◆ Directions ◆
Below are the records; locate each line with the word "轨道御水江岸营销中心" and copy it.

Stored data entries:
▼
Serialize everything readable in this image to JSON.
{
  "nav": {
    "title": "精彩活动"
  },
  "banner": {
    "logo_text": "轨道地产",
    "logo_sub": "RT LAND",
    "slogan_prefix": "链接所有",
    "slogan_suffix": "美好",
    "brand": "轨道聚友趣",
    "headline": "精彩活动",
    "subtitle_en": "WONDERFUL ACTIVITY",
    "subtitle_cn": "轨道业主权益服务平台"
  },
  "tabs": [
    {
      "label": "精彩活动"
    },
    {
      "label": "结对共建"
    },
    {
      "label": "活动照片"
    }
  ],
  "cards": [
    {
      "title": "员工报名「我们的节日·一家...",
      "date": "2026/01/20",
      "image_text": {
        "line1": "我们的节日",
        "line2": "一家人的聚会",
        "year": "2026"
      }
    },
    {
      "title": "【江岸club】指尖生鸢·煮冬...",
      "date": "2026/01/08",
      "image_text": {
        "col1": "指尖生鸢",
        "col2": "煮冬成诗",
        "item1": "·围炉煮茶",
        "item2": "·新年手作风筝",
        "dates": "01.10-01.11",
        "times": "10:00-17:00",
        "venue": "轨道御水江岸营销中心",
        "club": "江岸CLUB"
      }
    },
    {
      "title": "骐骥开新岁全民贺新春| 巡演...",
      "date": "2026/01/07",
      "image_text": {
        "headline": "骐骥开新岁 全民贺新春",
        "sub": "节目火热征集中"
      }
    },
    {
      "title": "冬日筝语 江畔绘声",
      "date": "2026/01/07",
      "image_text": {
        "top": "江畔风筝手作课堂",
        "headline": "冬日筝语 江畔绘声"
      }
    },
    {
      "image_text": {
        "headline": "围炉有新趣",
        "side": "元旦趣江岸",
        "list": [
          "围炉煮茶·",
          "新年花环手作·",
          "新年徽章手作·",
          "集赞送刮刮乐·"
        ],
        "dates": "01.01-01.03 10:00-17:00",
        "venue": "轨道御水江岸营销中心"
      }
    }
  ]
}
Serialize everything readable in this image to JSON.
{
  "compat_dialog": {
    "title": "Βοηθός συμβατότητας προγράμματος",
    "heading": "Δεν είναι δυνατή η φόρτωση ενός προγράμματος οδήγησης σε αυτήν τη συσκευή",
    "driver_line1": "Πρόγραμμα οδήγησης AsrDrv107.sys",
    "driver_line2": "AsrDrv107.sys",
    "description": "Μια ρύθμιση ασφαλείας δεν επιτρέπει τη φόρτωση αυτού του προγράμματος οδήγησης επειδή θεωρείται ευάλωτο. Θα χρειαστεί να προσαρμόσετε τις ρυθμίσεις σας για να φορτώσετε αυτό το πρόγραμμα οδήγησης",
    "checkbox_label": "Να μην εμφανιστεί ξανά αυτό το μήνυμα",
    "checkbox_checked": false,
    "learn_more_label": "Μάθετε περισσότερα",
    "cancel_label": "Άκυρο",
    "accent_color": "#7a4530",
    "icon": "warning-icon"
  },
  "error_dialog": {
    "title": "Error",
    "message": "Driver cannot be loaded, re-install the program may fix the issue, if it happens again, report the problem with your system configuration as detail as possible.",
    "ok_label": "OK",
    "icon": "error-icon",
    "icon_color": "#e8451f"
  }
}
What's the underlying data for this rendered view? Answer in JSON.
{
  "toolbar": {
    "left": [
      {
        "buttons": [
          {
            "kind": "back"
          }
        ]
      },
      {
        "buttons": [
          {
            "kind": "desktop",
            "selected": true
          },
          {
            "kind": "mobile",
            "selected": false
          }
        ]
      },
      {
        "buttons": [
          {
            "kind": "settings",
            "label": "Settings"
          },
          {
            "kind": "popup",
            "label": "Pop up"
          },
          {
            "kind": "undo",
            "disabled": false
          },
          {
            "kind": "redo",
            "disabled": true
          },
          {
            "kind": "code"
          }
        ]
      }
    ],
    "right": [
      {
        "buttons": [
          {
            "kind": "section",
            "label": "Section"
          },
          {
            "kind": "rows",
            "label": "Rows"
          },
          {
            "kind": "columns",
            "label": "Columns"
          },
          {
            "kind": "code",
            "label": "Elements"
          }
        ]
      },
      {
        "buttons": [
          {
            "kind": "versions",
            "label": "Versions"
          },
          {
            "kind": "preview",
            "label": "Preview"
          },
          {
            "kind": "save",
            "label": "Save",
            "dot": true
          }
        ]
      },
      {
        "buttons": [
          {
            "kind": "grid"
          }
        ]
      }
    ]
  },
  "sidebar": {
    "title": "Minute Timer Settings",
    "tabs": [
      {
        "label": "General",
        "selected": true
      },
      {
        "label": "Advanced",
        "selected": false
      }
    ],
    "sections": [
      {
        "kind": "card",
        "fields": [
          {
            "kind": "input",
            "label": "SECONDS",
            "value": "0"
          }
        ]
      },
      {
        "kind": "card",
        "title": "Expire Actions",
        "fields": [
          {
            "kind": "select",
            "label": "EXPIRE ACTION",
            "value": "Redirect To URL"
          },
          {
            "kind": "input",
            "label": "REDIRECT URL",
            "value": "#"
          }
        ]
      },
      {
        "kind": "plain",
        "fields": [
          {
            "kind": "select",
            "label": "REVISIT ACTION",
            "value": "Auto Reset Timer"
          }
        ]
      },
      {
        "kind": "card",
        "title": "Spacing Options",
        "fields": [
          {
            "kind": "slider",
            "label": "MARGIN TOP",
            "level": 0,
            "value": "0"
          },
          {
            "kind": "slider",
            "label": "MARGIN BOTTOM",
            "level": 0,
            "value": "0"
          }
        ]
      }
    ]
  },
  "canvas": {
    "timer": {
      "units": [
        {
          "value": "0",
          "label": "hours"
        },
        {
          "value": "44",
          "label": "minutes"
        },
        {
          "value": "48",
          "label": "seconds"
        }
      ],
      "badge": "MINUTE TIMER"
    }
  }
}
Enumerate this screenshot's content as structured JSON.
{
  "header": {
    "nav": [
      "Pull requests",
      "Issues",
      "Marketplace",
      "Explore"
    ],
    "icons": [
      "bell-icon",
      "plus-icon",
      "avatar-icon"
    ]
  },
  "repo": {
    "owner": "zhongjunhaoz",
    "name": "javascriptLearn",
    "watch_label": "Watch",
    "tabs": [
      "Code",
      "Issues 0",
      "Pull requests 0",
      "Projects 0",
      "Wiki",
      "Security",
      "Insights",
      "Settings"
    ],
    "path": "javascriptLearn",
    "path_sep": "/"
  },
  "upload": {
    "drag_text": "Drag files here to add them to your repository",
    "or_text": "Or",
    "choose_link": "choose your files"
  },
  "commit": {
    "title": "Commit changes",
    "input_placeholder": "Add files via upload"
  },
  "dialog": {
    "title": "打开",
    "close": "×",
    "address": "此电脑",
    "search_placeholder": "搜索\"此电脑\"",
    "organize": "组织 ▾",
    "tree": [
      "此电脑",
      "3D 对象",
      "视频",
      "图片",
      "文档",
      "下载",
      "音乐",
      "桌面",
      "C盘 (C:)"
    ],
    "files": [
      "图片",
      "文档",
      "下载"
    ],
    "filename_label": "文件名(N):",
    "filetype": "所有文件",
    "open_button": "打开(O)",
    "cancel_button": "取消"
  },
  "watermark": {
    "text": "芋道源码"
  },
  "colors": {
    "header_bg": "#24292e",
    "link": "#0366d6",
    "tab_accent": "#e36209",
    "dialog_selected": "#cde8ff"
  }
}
▲
◆ Result of the exercise ◆
        "venue": "轨道御水江岸营销中心",
        "venue": "轨道御水江岸营销中心"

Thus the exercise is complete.